(Dataset listings of figures)
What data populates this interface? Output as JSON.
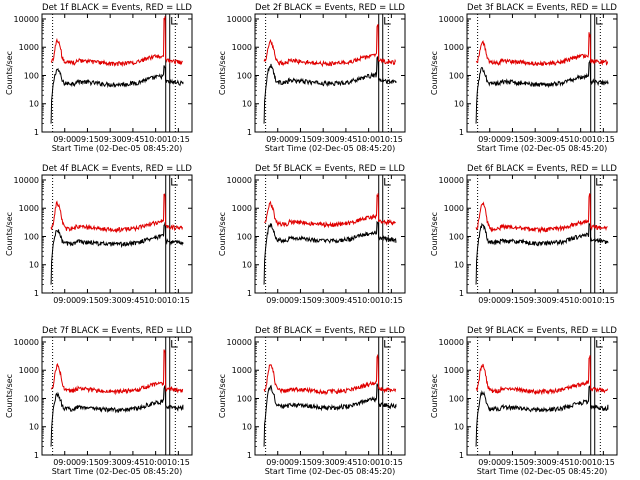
{
  "chart_data": [
    {
      "type": "line",
      "title": "Det 1f BLACK = Events, RED = LLD",
      "xlabel": "Start Time (02-Dec-05 08:45:20)",
      "ylabel": "Counts/sec",
      "x_tick_labels": [
        "09:00",
        "09:15",
        "09:30",
        "09:45",
        "10:00",
        "10:15"
      ],
      "y_tick_labels": [
        "1",
        "10",
        "100",
        "1000",
        "10000"
      ],
      "xlim": [
        "08:45",
        "10:24"
      ],
      "ylim": [
        1,
        15000
      ],
      "y_scale": "log",
      "dotted_vlines": [
        "08:52",
        "10:13"
      ],
      "series": [
        {
          "color": "#000000",
          "baseline": 55,
          "peak": 160,
          "spike": 200
        },
        {
          "color": "#e00000",
          "baseline": 300,
          "peak": 1600,
          "spike": 11000
        }
      ],
      "spike_time": "10:06"
    },
    {
      "type": "line",
      "title": "Det 2f BLACK = Events, RED = LLD",
      "xlabel": "Start Time (02-Dec-05 08:45:20)",
      "ylabel": "Counts/sec",
      "x_tick_labels": [
        "09:00",
        "09:15",
        "09:30",
        "09:45",
        "10:00",
        "10:15"
      ],
      "y_tick_labels": [
        "1",
        "10",
        "100",
        "1000",
        "10000"
      ],
      "xlim": [
        "08:45",
        "10:24"
      ],
      "ylim": [
        1,
        15000
      ],
      "y_scale": "log",
      "dotted_vlines": [
        "08:52",
        "10:13"
      ],
      "series": [
        {
          "color": "#000000",
          "baseline": 60,
          "peak": 230,
          "spike": 400
        },
        {
          "color": "#e00000",
          "baseline": 300,
          "peak": 1500,
          "spike": 6000
        }
      ],
      "spike_time": "10:06"
    },
    {
      "type": "line",
      "title": "Det 3f BLACK = Events, RED = LLD",
      "xlabel": "Start Time (02-Dec-05 08:45:20)",
      "ylabel": "Counts/sec",
      "x_tick_labels": [
        "09:00",
        "09:15",
        "09:30",
        "09:45",
        "10:00",
        "10:15"
      ],
      "y_tick_labels": [
        "1",
        "10",
        "100",
        "1000",
        "10000"
      ],
      "xlim": [
        "08:45",
        "10:24"
      ],
      "ylim": [
        1,
        15000
      ],
      "y_scale": "log",
      "dotted_vlines": [
        "08:52",
        "10:13"
      ],
      "series": [
        {
          "color": "#000000",
          "baseline": 55,
          "peak": 170,
          "spike": 300
        },
        {
          "color": "#e00000",
          "baseline": 300,
          "peak": 1500,
          "spike": 3000
        }
      ],
      "spike_time": "10:06"
    },
    {
      "type": "line",
      "title": "Det 4f BLACK = Events, RED = LLD",
      "xlabel": "",
      "ylabel": "Counts/sec",
      "x_tick_labels": [
        "09:00",
        "09:15",
        "09:30",
        "09:45",
        "10:00",
        "10:15"
      ],
      "y_tick_labels": [
        "1",
        "10",
        "100",
        "1000",
        "10000"
      ],
      "xlim": [
        "08:45",
        "10:24"
      ],
      "ylim": [
        1,
        15000
      ],
      "y_scale": "log",
      "dotted_vlines": [
        "08:52",
        "10:13"
      ],
      "series": [
        {
          "color": "#000000",
          "baseline": 60,
          "peak": 160,
          "spike": 300
        },
        {
          "color": "#e00000",
          "baseline": 200,
          "peak": 1500,
          "spike": 3000
        }
      ],
      "spike_time": "10:06"
    },
    {
      "type": "line",
      "title": "Det 5f BLACK = Events, RED = LLD",
      "xlabel": "",
      "ylabel": "Counts/sec",
      "x_tick_labels": [
        "09:00",
        "09:15",
        "09:30",
        "09:45",
        "10:00",
        "10:15"
      ],
      "y_tick_labels": [
        "1",
        "10",
        "100",
        "1000",
        "10000"
      ],
      "xlim": [
        "08:45",
        "10:24"
      ],
      "ylim": [
        1,
        15000
      ],
      "y_scale": "log",
      "dotted_vlines": [
        "08:52",
        "10:13"
      ],
      "series": [
        {
          "color": "#000000",
          "baseline": 80,
          "peak": 250,
          "spike": 300
        },
        {
          "color": "#e00000",
          "baseline": 300,
          "peak": 1500,
          "spike": 3000
        }
      ],
      "spike_time": "10:06"
    },
    {
      "type": "line",
      "title": "Det 6f BLACK = Events, RED = LLD",
      "xlabel": "",
      "ylabel": "Counts/sec",
      "x_tick_labels": [
        "09:00",
        "09:15",
        "09:30",
        "09:45",
        "10:00",
        "10:15"
      ],
      "y_tick_labels": [
        "1",
        "10",
        "100",
        "1000",
        "10000"
      ],
      "xlim": [
        "08:45",
        "10:24"
      ],
      "ylim": [
        1,
        15000
      ],
      "y_scale": "log",
      "dotted_vlines": [
        "08:52",
        "10:13"
      ],
      "series": [
        {
          "color": "#000000",
          "baseline": 65,
          "peak": 250,
          "spike": 300
        },
        {
          "color": "#e00000",
          "baseline": 200,
          "peak": 1500,
          "spike": 3000
        }
      ],
      "spike_time": "10:06"
    },
    {
      "type": "line",
      "title": "Det 7f BLACK = Events, RED = LLD",
      "xlabel": "Start Time (02-Dec-05 08:45:20)",
      "ylabel": "Counts/sec",
      "x_tick_labels": [
        "09:00",
        "09:15",
        "09:30",
        "09:45",
        "10:00",
        "10:15"
      ],
      "y_tick_labels": [
        "1",
        "10",
        "100",
        "1000",
        "10000"
      ],
      "xlim": [
        "08:45",
        "10:24"
      ],
      "ylim": [
        1,
        15000
      ],
      "y_scale": "log",
      "dotted_vlines": [
        "08:52",
        "10:13"
      ],
      "series": [
        {
          "color": "#000000",
          "baseline": 45,
          "peak": 140,
          "spike": 250
        },
        {
          "color": "#e00000",
          "baseline": 200,
          "peak": 1400,
          "spike": 5000
        }
      ],
      "spike_time": "10:06"
    },
    {
      "type": "line",
      "title": "Det 8f BLACK = Events, RED = LLD",
      "xlabel": "Start Time (02-Dec-05 08:45:20)",
      "ylabel": "Counts/sec",
      "x_tick_labels": [
        "09:00",
        "09:15",
        "09:30",
        "09:45",
        "10:00",
        "10:15"
      ],
      "y_tick_labels": [
        "1",
        "10",
        "100",
        "1000",
        "10000"
      ],
      "xlim": [
        "08:45",
        "10:24"
      ],
      "ylim": [
        1,
        15000
      ],
      "y_scale": "log",
      "dotted_vlines": [
        "08:52",
        "10:13"
      ],
      "series": [
        {
          "color": "#000000",
          "baseline": 55,
          "peak": 250,
          "spike": 300
        },
        {
          "color": "#e00000",
          "baseline": 200,
          "peak": 1500,
          "spike": 3000
        }
      ],
      "spike_time": "10:06"
    },
    {
      "type": "line",
      "title": "Det 9f BLACK = Events, RED = LLD",
      "xlabel": "Start Time (02-Dec-05 08:45:20)",
      "ylabel": "Counts/sec",
      "x_tick_labels": [
        "09:00",
        "09:15",
        "09:30",
        "09:45",
        "10:00",
        "10:15"
      ],
      "y_tick_labels": [
        "1",
        "10",
        "100",
        "1000",
        "10000"
      ],
      "xlim": [
        "08:45",
        "10:24"
      ],
      "ylim": [
        1,
        15000
      ],
      "y_scale": "log",
      "dotted_vlines": [
        "08:52",
        "10:13"
      ],
      "series": [
        {
          "color": "#000000",
          "baseline": 45,
          "peak": 160,
          "spike": 250
        },
        {
          "color": "#e00000",
          "baseline": 200,
          "peak": 1500,
          "spike": 3000
        }
      ],
      "spike_time": "10:06"
    }
  ]
}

What the task asks:
Every entry above should be duplicated exactly. Do not include the images.

Written solution:
What data populates this interface? Output as JSON.
{
  "chart_data": [
    {
      "type": "line",
      "title": "Det 1f BLACK = Events, RED = LLD",
      "xlabel": "Start Time (02-Dec-05 08:45:20)",
      "ylabel": "Counts/sec",
      "x_tick_labels": [
        "09:00",
        "09:15",
        "09:30",
        "09:45",
        "10:00",
        "10:15"
      ],
      "y_tick_labels": [
        "1",
        "10",
        "100",
        "1000",
        "10000"
      ],
      "xlim": [
        "08:45",
        "10:24"
      ],
      "ylim": [
        1,
        15000
      ],
      "y_scale": "log",
      "dotted_vlines": [
        "08:52",
        "10:13"
      ],
      "series": [
        {
          "color": "#000000",
          "baseline": 55,
          "peak": 160,
          "spike": 200
        },
        {
          "color": "#e00000",
          "baseline": 300,
          "peak": 1600,
          "spike": 11000
        }
      ],
      "spike_time": "10:06"
    },
    {
      "type": "line",
      "title": "Det 2f BLACK = Events, RED = LLD",
      "xlabel": "Start Time (02-Dec-05 08:45:20)",
      "ylabel": "Counts/sec",
      "x_tick_labels": [
        "09:00",
        "09:15",
        "09:30",
        "09:45",
        "10:00",
        "10:15"
      ],
      "y_tick_labels": [
        "1",
        "10",
        "100",
        "1000",
        "10000"
      ],
      "xlim": [
        "08:45",
        "10:24"
      ],
      "ylim": [
        1,
        15000
      ],
      "y_scale": "log",
      "dotted_vlines": [
        "08:52",
        "10:13"
      ],
      "series": [
        {
          "color": "#000000",
          "baseline": 60,
          "peak": 230,
          "spike": 400
        },
        {
          "color": "#e00000",
          "baseline": 300,
          "peak": 1500,
          "spike": 6000
        }
      ],
      "spike_time": "10:06"
    },
    {
      "type": "line",
      "title": "Det 3f BLACK = Events, RED = LLD",
      "xlabel": "Start Time (02-Dec-05 08:45:20)",
      "ylabel": "Counts/sec",
      "x_tick_labels": [
        "09:00",
        "09:15",
        "09:30",
        "09:45",
        "10:00",
        "10:15"
      ],
      "y_tick_labels": [
        "1",
        "10",
        "100",
        "1000",
        "10000"
      ],
      "xlim": [
        "08:45",
        "10:24"
      ],
      "ylim": [
        1,
        15000
      ],
      "y_scale": "log",
      "dotted_vlines": [
        "08:52",
        "10:13"
      ],
      "series": [
        {
          "color": "#000000",
          "baseline": 55,
          "peak": 170,
          "spike": 300
        },
        {
          "color": "#e00000",
          "baseline": 300,
          "peak": 1500,
          "spike": 3000
        }
      ],
      "spike_time": "10:06"
    },
    {
      "type": "line",
      "title": "Det 4f BLACK = Events, RED = LLD",
      "xlabel": "",
      "ylabel": "Counts/sec",
      "x_tick_labels": [
        "09:00",
        "09:15",
        "09:30",
        "09:45",
        "10:00",
        "10:15"
      ],
      "y_tick_labels": [
        "1",
        "10",
        "100",
        "1000",
        "10000"
      ],
      "xlim": [
        "08:45",
        "10:24"
      ],
      "ylim": [
        1,
        15000
      ],
      "y_scale": "log",
      "dotted_vlines": [
        "08:52",
        "10:13"
      ],
      "series": [
        {
          "color": "#000000",
          "baseline": 60,
          "peak": 160,
          "spike": 300
        },
        {
          "color": "#e00000",
          "baseline": 200,
          "peak": 1500,
          "spike": 3000
        }
      ],
      "spike_time": "10:06"
    },
    {
      "type": "line",
      "title": "Det 5f BLACK = Events, RED = LLD",
      "xlabel": "",
      "ylabel": "Counts/sec",
      "x_tick_labels": [
        "09:00",
        "09:15",
        "09:30",
        "09:45",
        "10:00",
        "10:15"
      ],
      "y_tick_labels": [
        "1",
        "10",
        "100",
        "1000",
        "10000"
      ],
      "xlim": [
        "08:45",
        "10:24"
      ],
      "ylim": [
        1,
        15000
      ],
      "y_scale": "log",
      "dotted_vlines": [
        "08:52",
        "10:13"
      ],
      "series": [
        {
          "color": "#000000",
          "baseline": 80,
          "peak": 250,
          "spike": 300
        },
        {
          "color": "#e00000",
          "baseline": 300,
          "peak": 1500,
          "spike": 3000
        }
      ],
      "spike_time": "10:06"
    },
    {
      "type": "line",
      "title": "Det 6f BLACK = Events, RED = LLD",
      "xlabel": "",
      "ylabel": "Counts/sec",
      "x_tick_labels": [
        "09:00",
        "09:15",
        "09:30",
        "09:45",
        "10:00",
        "10:15"
      ],
      "y_tick_labels": [
        "1",
        "10",
        "100",
        "1000",
        "10000"
      ],
      "xlim": [
        "08:45",
        "10:24"
      ],
      "ylim": [
        1,
        15000
      ],
      "y_scale": "log",
      "dotted_vlines": [
        "08:52",
        "10:13"
      ],
      "series": [
        {
          "color": "#000000",
          "baseline": 65,
          "peak": 250,
          "spike": 300
        },
        {
          "color": "#e00000",
          "baseline": 200,
          "peak": 1500,
          "spike": 3000
        }
      ],
      "spike_time": "10:06"
    },
    {
      "type": "line",
      "title": "Det 7f BLACK = Events, RED = LLD",
      "xlabel": "Start Time (02-Dec-05 08:45:20)",
      "ylabel": "Counts/sec",
      "x_tick_labels": [
        "09:00",
        "09:15",
        "09:30",
        "09:45",
        "10:00",
        "10:15"
      ],
      "y_tick_labels": [
        "1",
        "10",
        "100",
        "1000",
        "10000"
      ],
      "xlim": [
        "08:45",
        "10:24"
      ],
      "ylim": [
        1,
        15000
      ],
      "y_scale": "log",
      "dotted_vlines": [
        "08:52",
        "10:13"
      ],
      "series": [
        {
          "color": "#000000",
          "baseline": 45,
          "peak": 140,
          "spike": 250
        },
        {
          "color": "#e00000",
          "baseline": 200,
          "peak": 1400,
          "spike": 5000
        }
      ],
      "spike_time": "10:06"
    },
    {
      "type": "line",
      "title": "Det 8f BLACK = Events, RED = LLD",
      "xlabel": "Start Time (02-Dec-05 08:45:20)",
      "ylabel": "Counts/sec",
      "x_tick_labels": [
        "09:00",
        "09:15",
        "09:30",
        "09:45",
        "10:00",
        "10:15"
      ],
      "y_tick_labels": [
        "1",
        "10",
        "100",
        "1000",
        "10000"
      ],
      "xlim": [
        "08:45",
        "10:24"
      ],
      "ylim": [
        1,
        15000
      ],
      "y_scale": "log",
      "dotted_vlines": [
        "08:52",
        "10:13"
      ],
      "series": [
        {
          "color": "#000000",
          "baseline": 55,
          "peak": 250,
          "spike": 300
        },
        {
          "color": "#e00000",
          "baseline": 200,
          "peak": 1500,
          "spike": 3000
        }
      ],
      "spike_time": "10:06"
    },
    {
      "type": "line",
      "title": "Det 9f BLACK = Events, RED = LLD",
      "xlabel": "Start Time (02-Dec-05 08:45:20)",
      "ylabel": "Counts/sec",
      "x_tick_labels": [
        "09:00",
        "09:15",
        "09:30",
        "09:45",
        "10:00",
        "10:15"
      ],
      "y_tick_labels": [
        "1",
        "10",
        "100",
        "1000",
        "10000"
      ],
      "xlim": [
        "08:45",
        "10:24"
      ],
      "ylim": [
        1,
        15000
      ],
      "y_scale": "log",
      "dotted_vlines": [
        "08:52",
        "10:13"
      ],
      "series": [
        {
          "color": "#000000",
          "baseline": 45,
          "peak": 160,
          "spike": 250
        },
        {
          "color": "#e00000",
          "baseline": 200,
          "peak": 1500,
          "spike": 3000
        }
      ],
      "spike_time": "10:06"
    }
  ]
}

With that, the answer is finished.